* Exercise brief: From the records, pick out and copy each line containing "image".

:: Supplied records ::

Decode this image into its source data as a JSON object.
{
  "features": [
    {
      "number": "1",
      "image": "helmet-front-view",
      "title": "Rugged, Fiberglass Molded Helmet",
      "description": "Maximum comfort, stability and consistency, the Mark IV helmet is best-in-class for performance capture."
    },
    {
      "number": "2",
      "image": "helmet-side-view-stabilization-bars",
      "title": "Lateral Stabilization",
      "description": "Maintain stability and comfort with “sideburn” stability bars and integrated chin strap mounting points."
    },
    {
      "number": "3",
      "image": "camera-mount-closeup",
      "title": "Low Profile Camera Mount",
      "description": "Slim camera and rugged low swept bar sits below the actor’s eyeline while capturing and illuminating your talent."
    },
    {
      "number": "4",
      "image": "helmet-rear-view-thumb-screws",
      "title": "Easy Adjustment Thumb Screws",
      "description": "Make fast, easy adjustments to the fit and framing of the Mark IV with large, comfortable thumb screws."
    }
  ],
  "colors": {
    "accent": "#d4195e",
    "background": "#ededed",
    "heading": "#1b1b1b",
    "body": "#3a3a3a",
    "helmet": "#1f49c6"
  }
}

:::

* Written answer:
Decode this image into its source data as a JSON object.
      "image": "helmet-front-view",
      "image": "helmet-side-view-stabilization-bars",
      "image": "camera-mount-closeup",
      "image": "helmet-rear-view-thumb-screws",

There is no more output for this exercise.